RECORDS TO PROCESS —

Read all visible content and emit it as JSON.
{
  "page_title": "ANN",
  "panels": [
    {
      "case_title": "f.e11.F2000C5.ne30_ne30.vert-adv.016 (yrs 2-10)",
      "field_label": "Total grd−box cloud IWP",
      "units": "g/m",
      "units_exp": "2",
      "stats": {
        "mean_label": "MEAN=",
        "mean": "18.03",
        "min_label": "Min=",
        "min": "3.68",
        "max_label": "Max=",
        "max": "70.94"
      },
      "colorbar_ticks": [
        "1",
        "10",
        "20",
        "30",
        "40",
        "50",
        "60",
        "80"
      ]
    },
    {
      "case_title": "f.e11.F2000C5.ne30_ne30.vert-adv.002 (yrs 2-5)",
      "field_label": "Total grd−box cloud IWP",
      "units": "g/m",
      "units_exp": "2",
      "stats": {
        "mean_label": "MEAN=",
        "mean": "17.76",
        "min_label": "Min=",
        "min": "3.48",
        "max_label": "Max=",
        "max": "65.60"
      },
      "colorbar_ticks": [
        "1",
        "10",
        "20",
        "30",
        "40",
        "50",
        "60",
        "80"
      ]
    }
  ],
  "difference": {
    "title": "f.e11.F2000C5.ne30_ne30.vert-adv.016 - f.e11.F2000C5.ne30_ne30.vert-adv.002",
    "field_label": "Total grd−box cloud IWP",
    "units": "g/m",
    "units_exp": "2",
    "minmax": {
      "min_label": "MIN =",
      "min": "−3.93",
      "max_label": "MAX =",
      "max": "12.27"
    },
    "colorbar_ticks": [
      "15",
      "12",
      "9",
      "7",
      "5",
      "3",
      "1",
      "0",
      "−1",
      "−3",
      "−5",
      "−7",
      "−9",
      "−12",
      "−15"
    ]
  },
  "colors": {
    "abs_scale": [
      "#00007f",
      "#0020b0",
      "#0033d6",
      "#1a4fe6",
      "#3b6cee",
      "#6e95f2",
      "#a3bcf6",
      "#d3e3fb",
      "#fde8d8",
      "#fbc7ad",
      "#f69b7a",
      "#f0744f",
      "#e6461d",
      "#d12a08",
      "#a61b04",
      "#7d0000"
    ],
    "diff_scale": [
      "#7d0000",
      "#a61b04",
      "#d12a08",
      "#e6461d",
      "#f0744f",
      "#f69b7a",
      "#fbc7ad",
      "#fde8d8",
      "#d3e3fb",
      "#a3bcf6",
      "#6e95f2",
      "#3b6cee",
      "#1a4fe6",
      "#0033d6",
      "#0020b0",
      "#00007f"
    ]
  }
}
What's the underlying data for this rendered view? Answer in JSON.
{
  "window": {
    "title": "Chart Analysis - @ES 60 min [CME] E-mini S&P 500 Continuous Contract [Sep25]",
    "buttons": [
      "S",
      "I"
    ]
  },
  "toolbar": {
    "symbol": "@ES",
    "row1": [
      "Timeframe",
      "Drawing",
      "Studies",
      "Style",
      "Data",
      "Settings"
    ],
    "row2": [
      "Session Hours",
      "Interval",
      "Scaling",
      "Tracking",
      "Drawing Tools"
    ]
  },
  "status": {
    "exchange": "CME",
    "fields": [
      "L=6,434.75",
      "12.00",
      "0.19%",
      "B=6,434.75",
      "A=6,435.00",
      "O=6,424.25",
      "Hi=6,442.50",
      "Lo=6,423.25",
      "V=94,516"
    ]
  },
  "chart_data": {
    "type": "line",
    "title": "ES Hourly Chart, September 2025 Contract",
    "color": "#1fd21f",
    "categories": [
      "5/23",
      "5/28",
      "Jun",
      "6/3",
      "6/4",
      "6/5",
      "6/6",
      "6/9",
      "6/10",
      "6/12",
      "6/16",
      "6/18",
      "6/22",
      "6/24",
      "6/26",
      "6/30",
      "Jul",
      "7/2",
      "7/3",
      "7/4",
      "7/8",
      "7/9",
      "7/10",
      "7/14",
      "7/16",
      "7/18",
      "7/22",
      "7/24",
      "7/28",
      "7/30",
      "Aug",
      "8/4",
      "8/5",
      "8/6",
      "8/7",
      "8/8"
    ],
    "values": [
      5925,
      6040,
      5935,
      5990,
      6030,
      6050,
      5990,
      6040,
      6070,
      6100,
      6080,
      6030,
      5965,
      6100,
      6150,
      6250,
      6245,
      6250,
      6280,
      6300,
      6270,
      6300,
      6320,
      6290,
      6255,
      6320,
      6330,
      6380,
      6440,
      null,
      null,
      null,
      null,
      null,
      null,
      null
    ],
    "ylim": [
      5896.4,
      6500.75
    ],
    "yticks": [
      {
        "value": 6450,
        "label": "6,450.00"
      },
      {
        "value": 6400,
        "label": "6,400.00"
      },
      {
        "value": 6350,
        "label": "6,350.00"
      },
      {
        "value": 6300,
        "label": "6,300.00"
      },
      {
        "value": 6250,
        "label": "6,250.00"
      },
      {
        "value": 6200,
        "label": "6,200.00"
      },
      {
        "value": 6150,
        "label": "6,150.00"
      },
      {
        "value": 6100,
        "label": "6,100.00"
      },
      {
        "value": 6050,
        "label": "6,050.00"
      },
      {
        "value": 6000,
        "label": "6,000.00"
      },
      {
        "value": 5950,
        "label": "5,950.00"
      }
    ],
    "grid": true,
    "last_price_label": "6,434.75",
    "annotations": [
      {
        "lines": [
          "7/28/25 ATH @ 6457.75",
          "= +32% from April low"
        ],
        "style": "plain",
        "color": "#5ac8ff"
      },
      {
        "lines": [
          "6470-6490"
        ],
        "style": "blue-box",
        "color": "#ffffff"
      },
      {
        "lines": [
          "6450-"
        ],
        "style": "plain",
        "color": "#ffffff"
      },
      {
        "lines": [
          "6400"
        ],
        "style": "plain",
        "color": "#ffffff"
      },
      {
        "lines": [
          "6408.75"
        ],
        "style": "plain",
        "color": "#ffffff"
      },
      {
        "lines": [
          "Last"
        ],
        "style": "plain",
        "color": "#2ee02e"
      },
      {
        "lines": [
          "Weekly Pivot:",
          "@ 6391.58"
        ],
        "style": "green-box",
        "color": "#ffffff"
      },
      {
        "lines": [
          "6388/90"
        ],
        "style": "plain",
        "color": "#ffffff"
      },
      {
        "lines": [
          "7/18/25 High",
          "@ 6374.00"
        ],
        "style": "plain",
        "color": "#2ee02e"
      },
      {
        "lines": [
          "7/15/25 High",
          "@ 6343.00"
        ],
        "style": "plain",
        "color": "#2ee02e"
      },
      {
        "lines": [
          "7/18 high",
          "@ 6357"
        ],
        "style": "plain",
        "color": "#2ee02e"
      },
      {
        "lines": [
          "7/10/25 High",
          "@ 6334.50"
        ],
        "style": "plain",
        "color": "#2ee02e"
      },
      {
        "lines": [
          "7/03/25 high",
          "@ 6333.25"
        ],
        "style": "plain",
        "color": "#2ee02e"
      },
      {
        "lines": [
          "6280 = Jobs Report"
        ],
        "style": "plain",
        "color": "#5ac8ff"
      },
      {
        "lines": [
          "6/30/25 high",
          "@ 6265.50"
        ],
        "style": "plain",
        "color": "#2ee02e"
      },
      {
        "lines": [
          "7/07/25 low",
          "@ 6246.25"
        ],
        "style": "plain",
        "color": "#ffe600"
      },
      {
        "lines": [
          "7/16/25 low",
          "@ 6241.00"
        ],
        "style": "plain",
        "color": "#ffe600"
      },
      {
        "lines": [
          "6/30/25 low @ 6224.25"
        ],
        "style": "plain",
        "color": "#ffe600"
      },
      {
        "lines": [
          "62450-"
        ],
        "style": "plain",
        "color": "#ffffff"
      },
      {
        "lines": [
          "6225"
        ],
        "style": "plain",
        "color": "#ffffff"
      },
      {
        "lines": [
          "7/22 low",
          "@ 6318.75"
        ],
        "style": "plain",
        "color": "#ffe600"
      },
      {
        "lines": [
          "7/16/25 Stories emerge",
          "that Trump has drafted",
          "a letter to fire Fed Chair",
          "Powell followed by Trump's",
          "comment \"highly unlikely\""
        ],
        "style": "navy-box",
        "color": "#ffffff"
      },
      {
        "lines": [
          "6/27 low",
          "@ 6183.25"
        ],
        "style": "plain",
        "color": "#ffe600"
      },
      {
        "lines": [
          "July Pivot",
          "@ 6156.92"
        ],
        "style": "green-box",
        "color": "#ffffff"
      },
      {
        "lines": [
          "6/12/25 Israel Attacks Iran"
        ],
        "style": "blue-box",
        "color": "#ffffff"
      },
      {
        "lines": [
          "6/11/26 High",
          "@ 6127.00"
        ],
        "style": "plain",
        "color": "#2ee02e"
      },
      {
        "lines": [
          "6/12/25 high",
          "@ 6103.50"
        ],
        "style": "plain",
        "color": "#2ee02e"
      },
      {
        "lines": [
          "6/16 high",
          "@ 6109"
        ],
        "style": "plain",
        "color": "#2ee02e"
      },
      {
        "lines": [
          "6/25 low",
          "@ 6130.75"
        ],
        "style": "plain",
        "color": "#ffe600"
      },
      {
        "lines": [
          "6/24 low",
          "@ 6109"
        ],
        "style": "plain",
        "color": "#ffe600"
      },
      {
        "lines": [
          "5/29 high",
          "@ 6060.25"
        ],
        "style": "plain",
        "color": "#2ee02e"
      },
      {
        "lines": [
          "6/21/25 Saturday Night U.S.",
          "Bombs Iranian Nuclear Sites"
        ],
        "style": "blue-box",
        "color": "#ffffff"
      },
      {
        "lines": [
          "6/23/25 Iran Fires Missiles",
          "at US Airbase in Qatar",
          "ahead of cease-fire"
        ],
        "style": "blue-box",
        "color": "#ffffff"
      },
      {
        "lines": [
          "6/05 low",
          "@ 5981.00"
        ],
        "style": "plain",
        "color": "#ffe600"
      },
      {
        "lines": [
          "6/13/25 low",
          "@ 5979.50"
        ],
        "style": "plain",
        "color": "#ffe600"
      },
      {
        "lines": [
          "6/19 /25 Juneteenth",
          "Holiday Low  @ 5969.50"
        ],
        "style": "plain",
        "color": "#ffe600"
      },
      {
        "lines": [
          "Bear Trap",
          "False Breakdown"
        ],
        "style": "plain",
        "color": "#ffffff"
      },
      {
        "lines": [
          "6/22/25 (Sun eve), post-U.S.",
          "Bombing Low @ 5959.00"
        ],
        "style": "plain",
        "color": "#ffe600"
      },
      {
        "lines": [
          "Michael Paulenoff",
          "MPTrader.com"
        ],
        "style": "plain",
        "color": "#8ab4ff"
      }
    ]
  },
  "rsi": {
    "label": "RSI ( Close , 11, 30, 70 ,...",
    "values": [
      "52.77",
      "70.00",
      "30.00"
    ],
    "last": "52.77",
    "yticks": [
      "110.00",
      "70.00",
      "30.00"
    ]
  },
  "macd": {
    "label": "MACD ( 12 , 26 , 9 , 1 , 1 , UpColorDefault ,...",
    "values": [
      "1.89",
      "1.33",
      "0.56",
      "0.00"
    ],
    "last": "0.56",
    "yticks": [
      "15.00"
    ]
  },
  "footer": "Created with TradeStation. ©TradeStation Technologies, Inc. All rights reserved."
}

STATED PROBLEM — Go through the listing above and list every line that has the word "Contract".

FINISHED EXERCISE —
    "title": "Chart Analysis - @ES 60 min [CME] E-mini S&P 500 Continuous Contract [Sep25]",
    "title": "ES Hourly Chart, September 2025 Contract",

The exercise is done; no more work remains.